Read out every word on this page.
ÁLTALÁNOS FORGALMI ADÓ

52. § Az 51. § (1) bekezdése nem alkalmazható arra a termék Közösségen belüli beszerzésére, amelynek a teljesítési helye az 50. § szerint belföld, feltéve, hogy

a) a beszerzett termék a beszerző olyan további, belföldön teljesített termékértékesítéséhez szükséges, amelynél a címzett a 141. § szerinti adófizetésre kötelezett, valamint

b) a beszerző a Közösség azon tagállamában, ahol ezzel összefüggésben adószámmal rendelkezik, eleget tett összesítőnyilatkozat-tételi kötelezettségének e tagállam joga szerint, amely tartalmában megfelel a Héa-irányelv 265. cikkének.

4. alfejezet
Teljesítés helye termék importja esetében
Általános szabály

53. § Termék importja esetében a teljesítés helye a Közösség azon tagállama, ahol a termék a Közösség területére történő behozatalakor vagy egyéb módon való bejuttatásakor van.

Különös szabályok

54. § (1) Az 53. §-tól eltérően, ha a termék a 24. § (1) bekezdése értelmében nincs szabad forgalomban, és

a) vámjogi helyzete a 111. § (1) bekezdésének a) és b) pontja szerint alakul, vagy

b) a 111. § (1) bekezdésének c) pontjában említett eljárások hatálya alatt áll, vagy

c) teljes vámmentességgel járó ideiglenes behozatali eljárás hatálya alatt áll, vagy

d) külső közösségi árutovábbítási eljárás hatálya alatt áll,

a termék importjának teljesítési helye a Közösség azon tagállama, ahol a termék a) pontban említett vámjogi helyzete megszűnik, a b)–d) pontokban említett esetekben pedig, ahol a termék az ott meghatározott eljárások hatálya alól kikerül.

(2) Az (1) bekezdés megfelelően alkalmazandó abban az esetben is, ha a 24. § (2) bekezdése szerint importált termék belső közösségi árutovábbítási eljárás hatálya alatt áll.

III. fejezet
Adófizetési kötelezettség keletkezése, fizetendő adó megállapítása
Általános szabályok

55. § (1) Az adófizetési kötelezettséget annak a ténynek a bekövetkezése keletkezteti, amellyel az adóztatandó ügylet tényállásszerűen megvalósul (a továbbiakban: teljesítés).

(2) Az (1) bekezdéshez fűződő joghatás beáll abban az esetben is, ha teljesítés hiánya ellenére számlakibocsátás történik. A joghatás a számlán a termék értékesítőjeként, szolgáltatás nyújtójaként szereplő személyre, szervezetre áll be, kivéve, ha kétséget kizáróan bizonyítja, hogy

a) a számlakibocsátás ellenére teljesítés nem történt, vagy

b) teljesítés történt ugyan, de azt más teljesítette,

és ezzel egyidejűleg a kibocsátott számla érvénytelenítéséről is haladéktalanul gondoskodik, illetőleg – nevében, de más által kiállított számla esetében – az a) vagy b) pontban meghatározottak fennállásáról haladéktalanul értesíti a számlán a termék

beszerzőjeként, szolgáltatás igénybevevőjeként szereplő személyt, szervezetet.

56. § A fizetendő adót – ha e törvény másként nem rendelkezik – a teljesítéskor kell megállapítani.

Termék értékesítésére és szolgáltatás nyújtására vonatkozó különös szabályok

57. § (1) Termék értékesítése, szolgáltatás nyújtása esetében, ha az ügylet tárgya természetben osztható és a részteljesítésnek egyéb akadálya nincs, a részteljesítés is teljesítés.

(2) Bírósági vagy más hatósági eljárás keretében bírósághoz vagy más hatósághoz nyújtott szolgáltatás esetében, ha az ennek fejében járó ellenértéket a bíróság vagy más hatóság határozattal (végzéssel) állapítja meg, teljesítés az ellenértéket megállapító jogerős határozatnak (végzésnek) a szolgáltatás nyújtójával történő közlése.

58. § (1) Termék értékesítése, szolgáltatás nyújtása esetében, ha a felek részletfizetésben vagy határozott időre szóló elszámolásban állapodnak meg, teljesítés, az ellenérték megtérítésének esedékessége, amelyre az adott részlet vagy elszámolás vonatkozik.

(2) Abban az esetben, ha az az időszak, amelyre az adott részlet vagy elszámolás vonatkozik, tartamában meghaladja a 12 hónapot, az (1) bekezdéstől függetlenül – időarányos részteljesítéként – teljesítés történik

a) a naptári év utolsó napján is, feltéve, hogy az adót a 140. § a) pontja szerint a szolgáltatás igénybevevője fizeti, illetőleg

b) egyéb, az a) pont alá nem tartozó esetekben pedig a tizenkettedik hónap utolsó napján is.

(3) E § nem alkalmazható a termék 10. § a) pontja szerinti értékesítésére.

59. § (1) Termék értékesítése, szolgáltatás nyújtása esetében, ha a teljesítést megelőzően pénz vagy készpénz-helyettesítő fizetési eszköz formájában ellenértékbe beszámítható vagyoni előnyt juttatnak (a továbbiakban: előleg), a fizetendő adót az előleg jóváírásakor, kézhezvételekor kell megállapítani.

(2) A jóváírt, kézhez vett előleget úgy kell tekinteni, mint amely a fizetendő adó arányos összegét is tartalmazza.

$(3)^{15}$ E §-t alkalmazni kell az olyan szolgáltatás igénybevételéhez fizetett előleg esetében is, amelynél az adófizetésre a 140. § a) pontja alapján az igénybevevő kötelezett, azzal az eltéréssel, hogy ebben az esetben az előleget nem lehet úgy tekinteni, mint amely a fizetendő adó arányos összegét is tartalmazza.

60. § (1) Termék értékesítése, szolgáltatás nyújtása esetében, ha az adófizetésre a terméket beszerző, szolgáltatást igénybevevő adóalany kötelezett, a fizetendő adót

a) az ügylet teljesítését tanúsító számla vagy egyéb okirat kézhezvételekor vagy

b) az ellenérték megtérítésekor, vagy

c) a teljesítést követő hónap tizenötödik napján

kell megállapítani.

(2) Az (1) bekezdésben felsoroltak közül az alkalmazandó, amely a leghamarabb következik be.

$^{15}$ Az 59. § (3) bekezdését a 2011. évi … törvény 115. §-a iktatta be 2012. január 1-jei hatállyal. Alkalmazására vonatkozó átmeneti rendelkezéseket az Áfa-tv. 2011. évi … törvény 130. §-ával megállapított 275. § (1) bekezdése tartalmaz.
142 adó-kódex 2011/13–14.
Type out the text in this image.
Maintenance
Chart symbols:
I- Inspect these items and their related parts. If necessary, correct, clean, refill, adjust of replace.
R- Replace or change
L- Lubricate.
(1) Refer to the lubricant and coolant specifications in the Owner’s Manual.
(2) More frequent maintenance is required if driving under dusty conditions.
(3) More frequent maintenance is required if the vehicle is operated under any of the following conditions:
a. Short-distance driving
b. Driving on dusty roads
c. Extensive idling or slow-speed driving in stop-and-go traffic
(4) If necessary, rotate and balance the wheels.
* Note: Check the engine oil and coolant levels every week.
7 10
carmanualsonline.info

▬▬▬▬▬▬▬▬▬▬

_INSTRUCTION_
Respond with the number of lines containing "under" and no additional words.

_SOLUTION BELOW_
2